Stored data
┌──

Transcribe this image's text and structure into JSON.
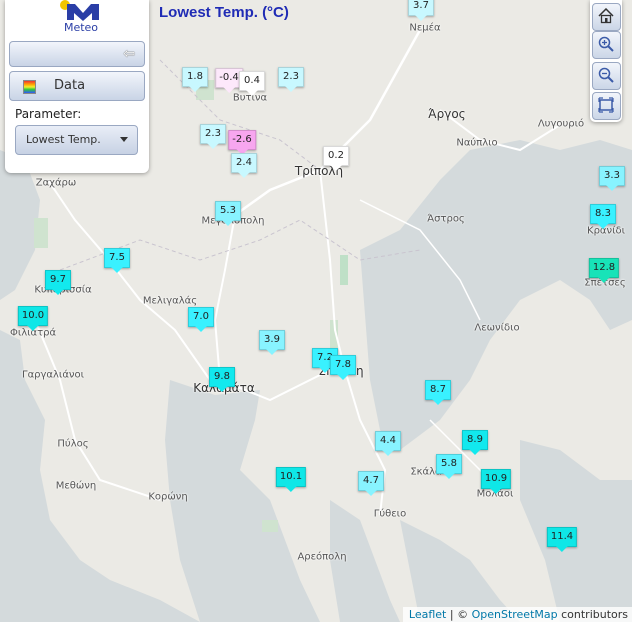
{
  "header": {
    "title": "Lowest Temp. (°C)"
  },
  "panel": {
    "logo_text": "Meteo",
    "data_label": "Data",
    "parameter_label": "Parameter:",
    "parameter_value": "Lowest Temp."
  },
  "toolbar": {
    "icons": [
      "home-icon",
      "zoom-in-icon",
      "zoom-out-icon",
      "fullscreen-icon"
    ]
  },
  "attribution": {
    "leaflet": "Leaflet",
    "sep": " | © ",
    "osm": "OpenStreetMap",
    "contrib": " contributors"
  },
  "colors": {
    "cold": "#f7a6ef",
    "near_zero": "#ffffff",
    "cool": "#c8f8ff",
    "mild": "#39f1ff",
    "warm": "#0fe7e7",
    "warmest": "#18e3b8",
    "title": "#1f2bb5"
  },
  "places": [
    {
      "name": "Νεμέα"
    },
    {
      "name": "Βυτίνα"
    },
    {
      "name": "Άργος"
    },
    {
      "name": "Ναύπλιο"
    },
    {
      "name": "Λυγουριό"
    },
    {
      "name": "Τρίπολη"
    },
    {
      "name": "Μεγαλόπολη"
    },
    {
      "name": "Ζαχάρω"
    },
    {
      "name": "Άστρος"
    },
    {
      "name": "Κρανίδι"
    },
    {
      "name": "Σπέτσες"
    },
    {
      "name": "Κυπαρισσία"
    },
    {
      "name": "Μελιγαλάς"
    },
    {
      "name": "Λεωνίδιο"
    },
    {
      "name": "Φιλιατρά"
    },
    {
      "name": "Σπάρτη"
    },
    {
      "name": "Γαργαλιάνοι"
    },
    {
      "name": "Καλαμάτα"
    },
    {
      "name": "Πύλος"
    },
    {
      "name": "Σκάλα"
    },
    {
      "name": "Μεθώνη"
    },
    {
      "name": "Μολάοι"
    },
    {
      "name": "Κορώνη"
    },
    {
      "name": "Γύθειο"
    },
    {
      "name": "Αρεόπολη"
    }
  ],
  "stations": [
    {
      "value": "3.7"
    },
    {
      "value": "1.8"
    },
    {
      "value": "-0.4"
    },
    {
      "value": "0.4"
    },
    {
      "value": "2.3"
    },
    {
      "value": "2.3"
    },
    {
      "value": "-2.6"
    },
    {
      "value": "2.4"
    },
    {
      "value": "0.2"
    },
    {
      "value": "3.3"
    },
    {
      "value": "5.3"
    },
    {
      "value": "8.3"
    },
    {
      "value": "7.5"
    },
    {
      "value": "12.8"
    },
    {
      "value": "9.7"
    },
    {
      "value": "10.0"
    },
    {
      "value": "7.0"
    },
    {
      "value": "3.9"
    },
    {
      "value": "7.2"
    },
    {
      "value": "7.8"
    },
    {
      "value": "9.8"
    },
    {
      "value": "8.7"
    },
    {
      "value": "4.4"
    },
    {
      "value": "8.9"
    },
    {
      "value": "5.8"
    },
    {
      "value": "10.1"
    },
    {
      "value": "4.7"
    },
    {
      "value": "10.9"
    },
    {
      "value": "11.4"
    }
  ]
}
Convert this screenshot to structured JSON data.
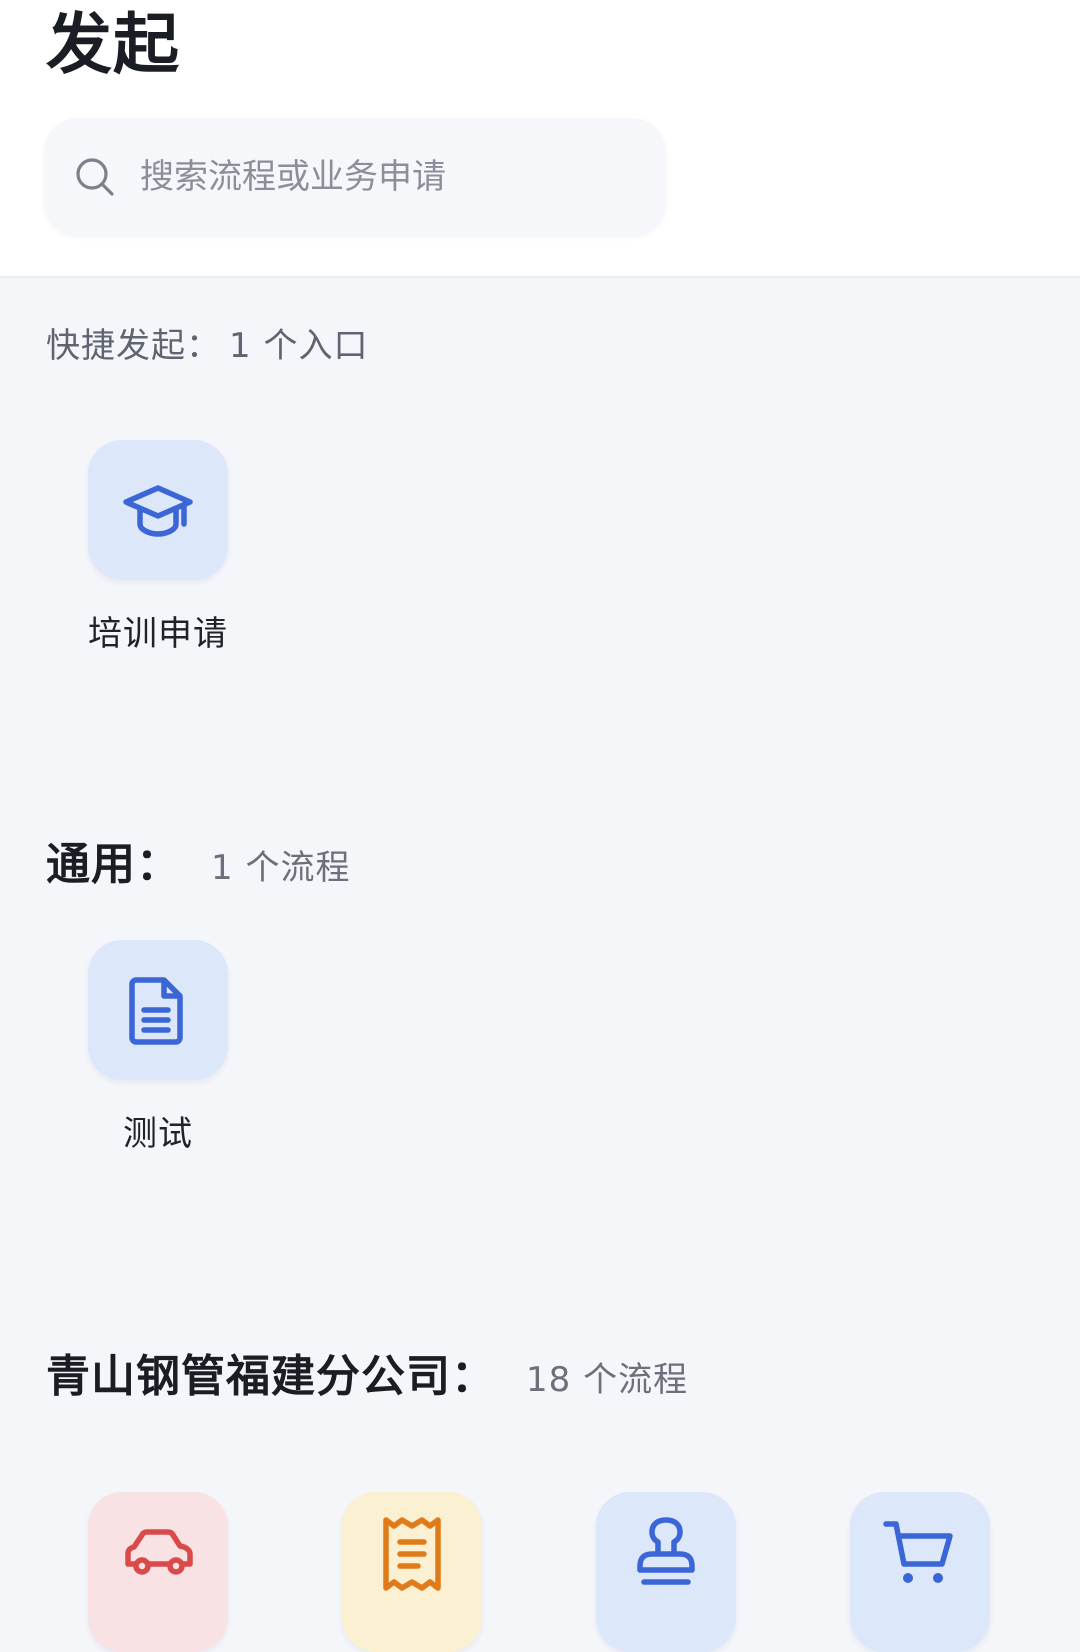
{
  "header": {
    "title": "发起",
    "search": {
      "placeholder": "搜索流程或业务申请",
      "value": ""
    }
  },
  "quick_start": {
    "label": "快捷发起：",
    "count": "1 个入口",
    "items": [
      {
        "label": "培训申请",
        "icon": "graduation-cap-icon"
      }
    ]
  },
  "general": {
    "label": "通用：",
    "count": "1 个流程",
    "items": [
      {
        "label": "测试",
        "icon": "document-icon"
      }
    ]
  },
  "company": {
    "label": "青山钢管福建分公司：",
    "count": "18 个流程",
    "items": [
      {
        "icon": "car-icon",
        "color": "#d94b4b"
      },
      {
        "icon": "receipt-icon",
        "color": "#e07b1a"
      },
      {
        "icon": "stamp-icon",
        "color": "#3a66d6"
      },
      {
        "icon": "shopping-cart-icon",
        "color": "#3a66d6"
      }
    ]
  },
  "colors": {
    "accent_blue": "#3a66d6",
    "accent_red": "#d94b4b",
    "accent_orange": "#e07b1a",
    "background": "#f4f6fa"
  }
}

└──

▸ **WHAT IS NEEDED**: Find each line holding the word "title" and copy it.

▸ **RESULT OF THIS TASK**:
    "title": "Lowest Temp. (°C)"
    "title": "#1f2bb5"
    "title": "发起",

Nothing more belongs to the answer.